Leave the pictures aside and write out exactly every line from the one containing "Give me the" through the last line.

══ INPUT

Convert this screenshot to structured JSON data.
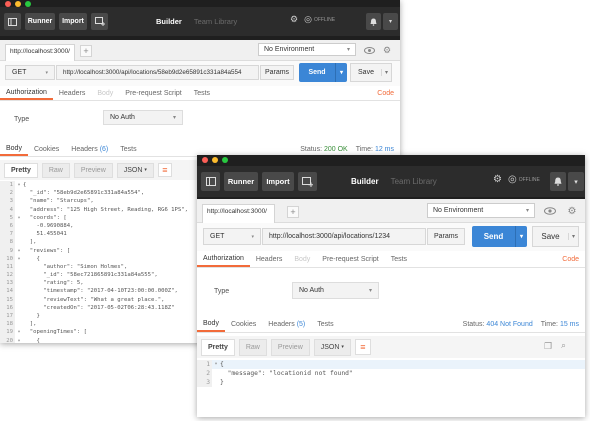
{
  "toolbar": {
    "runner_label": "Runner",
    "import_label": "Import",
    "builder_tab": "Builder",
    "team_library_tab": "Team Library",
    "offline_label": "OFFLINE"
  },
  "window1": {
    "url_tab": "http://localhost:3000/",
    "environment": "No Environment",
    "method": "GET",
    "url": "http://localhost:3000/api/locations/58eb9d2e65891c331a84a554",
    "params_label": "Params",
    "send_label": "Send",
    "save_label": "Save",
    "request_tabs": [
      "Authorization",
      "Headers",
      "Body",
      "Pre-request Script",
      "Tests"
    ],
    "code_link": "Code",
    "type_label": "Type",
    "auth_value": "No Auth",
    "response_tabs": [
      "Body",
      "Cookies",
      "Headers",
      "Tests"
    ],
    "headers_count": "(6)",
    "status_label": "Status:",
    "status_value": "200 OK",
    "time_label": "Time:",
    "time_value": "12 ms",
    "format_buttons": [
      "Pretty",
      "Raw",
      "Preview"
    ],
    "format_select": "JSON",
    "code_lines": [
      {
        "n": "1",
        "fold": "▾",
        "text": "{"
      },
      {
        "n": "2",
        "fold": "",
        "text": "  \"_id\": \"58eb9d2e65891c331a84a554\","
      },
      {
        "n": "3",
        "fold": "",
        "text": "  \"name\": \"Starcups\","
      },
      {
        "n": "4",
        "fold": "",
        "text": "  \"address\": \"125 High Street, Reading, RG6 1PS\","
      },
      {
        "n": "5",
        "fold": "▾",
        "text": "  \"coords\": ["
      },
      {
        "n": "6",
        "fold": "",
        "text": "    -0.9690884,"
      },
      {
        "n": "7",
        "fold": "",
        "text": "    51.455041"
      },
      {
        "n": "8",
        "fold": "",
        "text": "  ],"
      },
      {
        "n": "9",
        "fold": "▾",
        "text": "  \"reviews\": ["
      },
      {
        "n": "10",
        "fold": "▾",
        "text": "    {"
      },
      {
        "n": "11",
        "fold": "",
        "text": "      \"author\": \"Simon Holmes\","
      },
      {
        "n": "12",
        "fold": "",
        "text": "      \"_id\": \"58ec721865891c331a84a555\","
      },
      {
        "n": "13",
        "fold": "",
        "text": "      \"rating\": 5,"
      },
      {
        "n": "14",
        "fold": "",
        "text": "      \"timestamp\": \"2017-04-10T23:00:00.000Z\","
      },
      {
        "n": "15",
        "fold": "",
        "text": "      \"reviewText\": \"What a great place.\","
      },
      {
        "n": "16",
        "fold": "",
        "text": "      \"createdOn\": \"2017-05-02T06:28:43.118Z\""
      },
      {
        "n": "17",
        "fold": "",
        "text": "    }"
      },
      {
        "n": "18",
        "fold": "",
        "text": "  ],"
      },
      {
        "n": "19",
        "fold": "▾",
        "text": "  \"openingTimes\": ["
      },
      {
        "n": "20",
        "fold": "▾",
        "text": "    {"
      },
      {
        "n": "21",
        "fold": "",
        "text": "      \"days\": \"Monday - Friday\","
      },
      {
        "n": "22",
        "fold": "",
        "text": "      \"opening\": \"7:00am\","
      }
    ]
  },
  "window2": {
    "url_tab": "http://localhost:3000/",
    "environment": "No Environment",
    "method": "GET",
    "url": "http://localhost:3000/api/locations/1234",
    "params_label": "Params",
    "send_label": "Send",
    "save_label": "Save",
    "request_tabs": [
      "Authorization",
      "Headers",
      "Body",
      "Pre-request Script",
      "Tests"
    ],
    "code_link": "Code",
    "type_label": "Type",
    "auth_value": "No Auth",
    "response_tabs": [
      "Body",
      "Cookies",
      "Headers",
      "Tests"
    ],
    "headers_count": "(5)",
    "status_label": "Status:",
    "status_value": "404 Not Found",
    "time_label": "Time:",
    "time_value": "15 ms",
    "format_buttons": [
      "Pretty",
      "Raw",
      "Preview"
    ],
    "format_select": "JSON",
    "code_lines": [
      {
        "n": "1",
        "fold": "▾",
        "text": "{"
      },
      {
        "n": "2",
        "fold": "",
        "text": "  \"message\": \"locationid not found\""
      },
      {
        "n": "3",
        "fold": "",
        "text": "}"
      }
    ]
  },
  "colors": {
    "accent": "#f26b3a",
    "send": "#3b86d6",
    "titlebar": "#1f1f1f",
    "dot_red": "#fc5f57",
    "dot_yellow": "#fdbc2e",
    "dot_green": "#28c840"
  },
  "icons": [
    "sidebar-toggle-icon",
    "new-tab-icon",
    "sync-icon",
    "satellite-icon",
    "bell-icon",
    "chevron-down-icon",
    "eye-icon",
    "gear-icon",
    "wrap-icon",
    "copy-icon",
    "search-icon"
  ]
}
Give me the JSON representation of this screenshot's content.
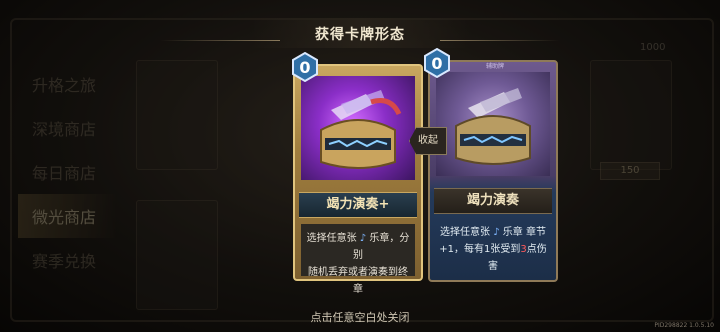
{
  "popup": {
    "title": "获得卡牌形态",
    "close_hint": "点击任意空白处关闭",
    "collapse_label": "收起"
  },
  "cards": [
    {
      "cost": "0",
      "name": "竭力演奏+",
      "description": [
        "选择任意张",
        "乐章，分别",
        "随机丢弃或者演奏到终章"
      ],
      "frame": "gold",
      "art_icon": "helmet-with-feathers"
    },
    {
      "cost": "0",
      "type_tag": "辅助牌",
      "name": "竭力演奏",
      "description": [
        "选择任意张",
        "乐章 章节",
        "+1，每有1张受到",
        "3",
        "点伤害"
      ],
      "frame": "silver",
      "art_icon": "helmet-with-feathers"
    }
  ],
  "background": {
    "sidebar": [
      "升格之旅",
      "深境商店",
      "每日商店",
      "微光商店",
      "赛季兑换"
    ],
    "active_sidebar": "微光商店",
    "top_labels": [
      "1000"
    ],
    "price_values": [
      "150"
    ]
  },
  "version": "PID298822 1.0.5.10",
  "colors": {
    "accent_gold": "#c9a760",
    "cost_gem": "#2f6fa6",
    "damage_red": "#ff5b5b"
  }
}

════

**EXERCISE OUTPUT**
Give me the JSON representation of this screenshot's content.
{
  "popup": {
    "title": "获得卡牌形态",
    "close_hint": "点击任意空白处关闭",
    "collapse_label": "收起"
  },
  "cards": [
    {
      "cost": "0",
      "name": "竭力演奏+",
      "description": [
        "选择任意张",
        "乐章，分别",
        "随机丢弃或者演奏到终章"
      ],
      "frame": "gold",
      "art_icon": "helmet-with-feathers"
    },
    {
      "cost": "0",
      "type_tag": "辅助牌",
      "name": "竭力演奏",
      "description": [
        "选择任意张",
        "乐章 章节",
        "+1，每有1张受到",
        "3",
        "点伤害"
      ],
      "frame": "silver",
      "art_icon": "helmet-with-feathers"
    }
  ],
  "background": {
    "sidebar": [
      "升格之旅",
      "深境商店",
      "每日商店",
      "微光商店",
      "赛季兑换"
    ],
    "active_sidebar": "微光商店",
    "top_labels": [
      "1000"
    ],
    "price_values": [
      "150"
    ]
  },
  "version": "PID298822 1.0.5.10",
  "colors": {
    "accent_gold": "#c9a760",
    "cost_gem": "#2f6fa6",
    "damage_red": "#ff5b5b"
  }
}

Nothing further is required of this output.